### TUS TAREAS
1. Transcribe sin cambios el fragmento del texto sobre el campamento de Arroyo Arena que empieza con las palabras que contienen "Salvar el campamento" y termina con "por las termitas.".
2. Según el texto sobre el campamento de Arroyo Arena, ¿de qué material es la teja de la cubierta?
3. Sigue escribiendo el texto sobre el campamento de Arroyo Arena a partir de su última oración.

### TEXTO MOSTRADO
• • • • •

Salvar el campamento de Arroyo Arena

Como dice el poema de Porfirio Barba Jacob, “hay días que somos tan visuales que al levantar la mirada, observara lontananza y observar el poniente todo nos llega a estremecer”. Así, nos sucedió en la cabecera corregimental de Arroyo Arena del Distrito de Riohacha. Logramos apreciar una bella infraestructura, digna de la escenografía más selecta, propia para una película de época. Se trata de una estructura de madera, acero y material que se erigía centenaria pero orgullosa frente a nuestros ojos incrédulos. Con un tipo de cubierta en una teja de cemento bastante particular. La madera con la cual se encuentra construida es fina y duradera, no ha sido atacada por las termitas.

• • • • •

### REGISTROS DADOS
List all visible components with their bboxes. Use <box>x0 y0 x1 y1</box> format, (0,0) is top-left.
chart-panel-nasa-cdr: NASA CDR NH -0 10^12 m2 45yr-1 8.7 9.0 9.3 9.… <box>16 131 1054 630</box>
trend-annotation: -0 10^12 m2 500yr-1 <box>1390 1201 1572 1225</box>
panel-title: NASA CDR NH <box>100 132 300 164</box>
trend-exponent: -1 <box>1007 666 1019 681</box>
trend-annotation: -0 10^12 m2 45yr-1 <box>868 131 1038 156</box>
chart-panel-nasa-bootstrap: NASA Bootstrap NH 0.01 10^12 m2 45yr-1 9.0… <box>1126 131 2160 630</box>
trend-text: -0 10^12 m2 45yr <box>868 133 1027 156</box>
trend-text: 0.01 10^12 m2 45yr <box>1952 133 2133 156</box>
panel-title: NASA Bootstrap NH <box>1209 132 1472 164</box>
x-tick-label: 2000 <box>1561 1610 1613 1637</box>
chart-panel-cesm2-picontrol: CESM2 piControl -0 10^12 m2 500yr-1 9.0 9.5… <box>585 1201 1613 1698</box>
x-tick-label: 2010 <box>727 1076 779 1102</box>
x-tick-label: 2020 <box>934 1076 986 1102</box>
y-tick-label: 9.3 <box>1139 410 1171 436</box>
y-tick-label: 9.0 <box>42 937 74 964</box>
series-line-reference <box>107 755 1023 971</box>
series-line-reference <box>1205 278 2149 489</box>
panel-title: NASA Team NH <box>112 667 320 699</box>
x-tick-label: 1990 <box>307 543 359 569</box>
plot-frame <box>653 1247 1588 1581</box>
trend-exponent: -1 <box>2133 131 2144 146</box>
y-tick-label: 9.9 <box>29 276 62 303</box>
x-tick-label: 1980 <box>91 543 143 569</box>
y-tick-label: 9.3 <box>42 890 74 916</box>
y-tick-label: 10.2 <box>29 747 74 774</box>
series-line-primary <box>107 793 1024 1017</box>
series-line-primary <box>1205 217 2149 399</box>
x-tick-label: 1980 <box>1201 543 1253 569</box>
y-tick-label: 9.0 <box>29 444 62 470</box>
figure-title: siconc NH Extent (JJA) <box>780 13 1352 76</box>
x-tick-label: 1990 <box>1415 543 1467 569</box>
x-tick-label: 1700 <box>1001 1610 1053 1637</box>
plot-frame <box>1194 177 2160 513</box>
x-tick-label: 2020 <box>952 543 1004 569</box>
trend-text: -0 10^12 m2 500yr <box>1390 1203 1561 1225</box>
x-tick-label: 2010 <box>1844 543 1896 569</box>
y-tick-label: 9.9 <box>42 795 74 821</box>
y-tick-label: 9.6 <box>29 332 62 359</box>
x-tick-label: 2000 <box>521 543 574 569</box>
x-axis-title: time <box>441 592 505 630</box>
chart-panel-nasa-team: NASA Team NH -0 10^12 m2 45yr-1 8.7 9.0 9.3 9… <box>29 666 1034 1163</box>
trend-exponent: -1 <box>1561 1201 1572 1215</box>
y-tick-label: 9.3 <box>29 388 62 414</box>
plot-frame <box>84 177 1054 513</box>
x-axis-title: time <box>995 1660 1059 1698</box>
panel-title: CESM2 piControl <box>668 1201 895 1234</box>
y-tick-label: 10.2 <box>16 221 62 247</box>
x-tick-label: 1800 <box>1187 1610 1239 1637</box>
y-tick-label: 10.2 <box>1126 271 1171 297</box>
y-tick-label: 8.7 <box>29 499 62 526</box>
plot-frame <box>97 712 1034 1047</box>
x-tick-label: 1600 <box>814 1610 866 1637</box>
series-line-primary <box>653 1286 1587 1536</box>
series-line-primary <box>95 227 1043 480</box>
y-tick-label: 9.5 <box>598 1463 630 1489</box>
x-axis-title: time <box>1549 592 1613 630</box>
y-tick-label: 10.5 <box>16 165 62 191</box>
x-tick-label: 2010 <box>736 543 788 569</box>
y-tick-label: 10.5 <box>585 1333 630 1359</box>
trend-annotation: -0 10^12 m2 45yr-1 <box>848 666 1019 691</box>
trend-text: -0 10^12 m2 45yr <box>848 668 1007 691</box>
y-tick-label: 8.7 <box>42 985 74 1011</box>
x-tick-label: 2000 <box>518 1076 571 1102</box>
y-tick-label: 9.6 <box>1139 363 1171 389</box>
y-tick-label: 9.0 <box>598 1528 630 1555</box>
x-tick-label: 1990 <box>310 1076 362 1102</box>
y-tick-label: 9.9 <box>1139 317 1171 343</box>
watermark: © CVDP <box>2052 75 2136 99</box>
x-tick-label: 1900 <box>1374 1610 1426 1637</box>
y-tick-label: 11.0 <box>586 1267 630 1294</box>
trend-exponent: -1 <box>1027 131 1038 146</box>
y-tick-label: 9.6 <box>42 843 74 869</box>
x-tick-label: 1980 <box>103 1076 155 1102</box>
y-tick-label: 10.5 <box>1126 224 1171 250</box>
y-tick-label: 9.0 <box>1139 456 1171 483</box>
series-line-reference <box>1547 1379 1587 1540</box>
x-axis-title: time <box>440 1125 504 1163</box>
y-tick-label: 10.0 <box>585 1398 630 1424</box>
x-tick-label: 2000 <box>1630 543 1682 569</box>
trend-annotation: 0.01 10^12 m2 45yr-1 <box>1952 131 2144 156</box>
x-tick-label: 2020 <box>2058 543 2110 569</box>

• • • • •

### RESPUESTAS POR PUNTO
1.
Salvar el campamento de Arroyo Arena

Como dice el poema de Porfirio Barba Jacob, “hay días que somos tan visuales que al levantar la mirada, observara lontananza y observar el poniente todo nos llega a estremecer”. Así, nos sucedió en la cabecera corregimental de Arroyo Arena del Distrito de Riohacha. Logramos apreciar una bella infraestructura, digna de la escenografía más selecta, propia para una película de época. Se trata de una estructura de madera, acero y material que se erigía centenaria pero orgullosa frente a nuestros ojos incrédulos. Con un tipo de cubierta en una teja de cemento bastante particular. La madera con la cual se encuentra construida es fina y duradera, no ha sido atacada por las termitas.

2. De cemento.

3.
No se sí muchos de sus materiales fueron importados. Su altura puede llegar a los 9 metros. Su fachada y disposición indicarían que era un lugar para ejercer control y poder, o albergar provisionalmente personal de obras públicas. El cálculo de la edad es impreciso, tal vez 90 u 80 años, tal vez más, la verdad no es fácil concluirlo. El trabajo de carpintería fue esmerado y perfecto. Es raro que nadie hubiese mencionado aquella maravillosa estructura. De su construcción y uso nadie tiene certeza. Algunos la relacionan con un Campamento de Obras Públicas el cual serviría para alojar al personal de ingenieros y topógrafos que realizó el levantamiento de las primeras vías. 

Sin embargo, puede que no hubiese sido construido como campamento. Los campamentos son provisionales. Otros apuestan a la localización del centro de las plantaciones de tabaco. En mi opinión me quedo con la primera hipótesis de trabajo. Tal vez sea un bien de interés cultural y no lo sabemos. Un poblador cercano señalaba que alguna vez vinieron del Ministerio de Obras a demolerla, la comunidad se opuso. Hoy se cae a pedazos. Por favor, no la dejen caer. Si sucede se habrá demostrado el desinterés, la apatía y el desgano de la sociedad por su pasado. No la dejemos caer.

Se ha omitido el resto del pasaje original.